▶ [GIVEN DATA]
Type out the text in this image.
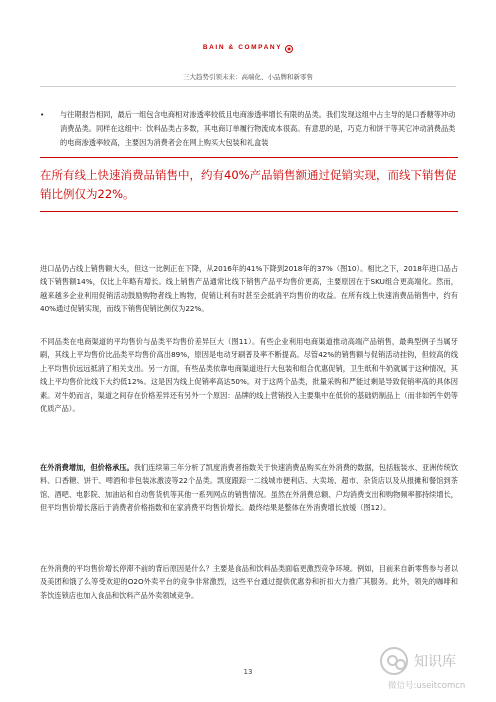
BAIN & COMPANY ◉
三大趋势引领未来：高端化、小品牌和新零售
•	与往期报告相同，最后一组包含电商相对渗透率较低且电商渗透率增长有限的品类。我们发现这组中占主导的是口香糖等冲动消费品类。同样在这组中：饮料品类占多数，其电商订单履行物流成本很高。有意思的是，巧克力和饼干等其它冲动消费品类的电商渗透率较高，主要因为消费者会在网上购买大包装和礼盒装
在所有线上快速消费品销售中，约有40%产品销售额通过促销实现，而线下销售促销比例仅为22%。

进口品仍占线上销售额大头，但这一比例正在下降，从2016年的41%下降到2018年的37%（图10）。相比之下，2018年进口品占线下销售额14%，仅比上年略有增长。线上销售产品通常比线下销售产品平均售价更高，主要原因在于SKU组合更高端化。然而，越来越多企业利用促销活动鼓励购物者线上购物，促销让利有时甚至会抵消平均售价的收益。在所有线上快速消费品销售中，约有40%通过促销实现，而线下销售促销比例仅为22%。

不同品类在电商渠道的平均售价与品类平均售价差异巨大（图11）。有些企业利用电商渠道推动高端产品销售，最典型例子当属牙刷，其线上平均售价比品类平均售价高出89%，原因是电动牙刷普及率不断提高。尽管42%的销售额与促销活动挂钩，但较高的线上平均售价远远抵消了相关支出。另一方面，有些品类依靠电商渠道进行大包装和组合优惠促销，卫生纸和牛奶就属于这种情况，其线上平均售价比线下大约低12%。这是因为线上促销率高达50%。对于这两个品类，批量采购和严能过剩是导致促销率高的具体因素。对牛奶而言，渠道之间存在价格差异还有另外一个原因：品牌的线上营销投入主要集中在低价的基础奶制品上（而非如钙牛奶等优质产品）。

在外消费增加，但价格承压。我们连续第三年分析了凯度消费者指数关于快速消费品购买在外消费的数据，包括瓶装水、亚洲传统饮料、口香糖、饼干、啤酒和非包装冰激凌等22个品类。凯度跟踪一二线城市便利店、大卖场、超市、杂货店以及从报摊和餐馆到茶馆、酒吧、电影院、加油站和自动售货机等其他一系列网点的销售情况。虽然在外消费总额、户均消费支出和购物频率都持续增长，但平均售价增长落后于消费者价格指数和在家消费平均售价增长。最终结果是整体在外消费增长放缓（图12）。

在外消费的平均售价增长停滞不前的背后原因是什么？主要是食品和饮料品类面临更激烈竞争环境。例如，目前来自新零售参与者以及美团和饿了么等受欢迎的O2O外卖平台的竞争非常激烈，这些平台通过提供优惠券和折扣大力推广其服务。此外，领先的咖啡和茶饮连锁店也加入食品和饮料产品外卖领域竞争。

13
知识库
微信号:useitcomcn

▶ [TO DO]
Quote in full the listing given above; the images are to be left out.

▶ [WRITTEN SOLUTION]
Type out the text in this image.
BAIN & COMPANY ◉
三大趋势引领未来：高端化、小品牌和新零售
•	与往期报告相同，最后一组包含电商相对渗透率较低且电商渗透率增长有限的品类。我们发现这组中占主导的是口香糖等冲动消费品类。同样在这组中：饮料品类占多数，其电商订单履行物流成本很高。有意思的是，巧克力和饼干等其它冲动消费品类的电商渗透率较高，主要因为消费者会在网上购买大包装和礼盒装
在所有线上快速消费品销售中，约有40%产品销售额通过促销实现，而线下销售促销比例仅为22%。

进口品仍占线上销售额大头，但这一比例正在下降，从2016年的41%下降到2018年的37%（图10）。相比之下，2018年进口品占线下销售额14%，仅比上年略有增长。线上销售产品通常比线下销售产品平均售价更高，主要原因在于SKU组合更高端化。然而，越来越多企业利用促销活动鼓励购物者线上购物，促销让利有时甚至会抵消平均售价的收益。在所有线上快速消费品销售中，约有40%通过促销实现，而线下销售促销比例仅为22%。

不同品类在电商渠道的平均售价与品类平均售价差异巨大（图11）。有些企业利用电商渠道推动高端产品销售，最典型例子当属牙刷，其线上平均售价比品类平均售价高出89%，原因是电动牙刷普及率不断提高。尽管42%的销售额与促销活动挂钩，但较高的线上平均售价远远抵消了相关支出。另一方面，有些品类依靠电商渠道进行大包装和组合优惠促销，卫生纸和牛奶就属于这种情况，其线上平均售价比线下大约低12%。这是因为线上促销率高达50%。对于这两个品类，批量采购和严能过剩是导致促销率高的具体因素。对牛奶而言，渠道之间存在价格差异还有另外一个原因：品牌的线上营销投入主要集中在低价的基础奶制品上（而非如钙牛奶等优质产品）。

在外消费增加，但价格承压。我们连续第三年分析了凯度消费者指数关于快速消费品购买在外消费的数据，包括瓶装水、亚洲传统饮料、口香糖、饼干、啤酒和非包装冰激凌等22个品类。凯度跟踪一二线城市便利店、大卖场、超市、杂货店以及从报摊和餐馆到茶馆、酒吧、电影院、加油站和自动售货机等其他一系列网点的销售情况。虽然在外消费总额、户均消费支出和购物频率都持续增长，但平均售价增长落后于消费者价格指数和在家消费平均售价增长。最终结果是整体在外消费增长放缓（图12）。

在外消费的平均售价增长停滞不前的背后原因是什么？主要是食品和饮料品类面临更激烈竞争环境。例如，目前来自新零售参与者以及美团和饿了么等受欢迎的O2O外卖平台的竞争非常激烈，这些平台通过提供优惠券和折扣大力推广其服务。此外，领先的咖啡和茶饮连锁店也加入食品和饮料产品外卖领域竞争。

13
知识库
微信号:useitcomcn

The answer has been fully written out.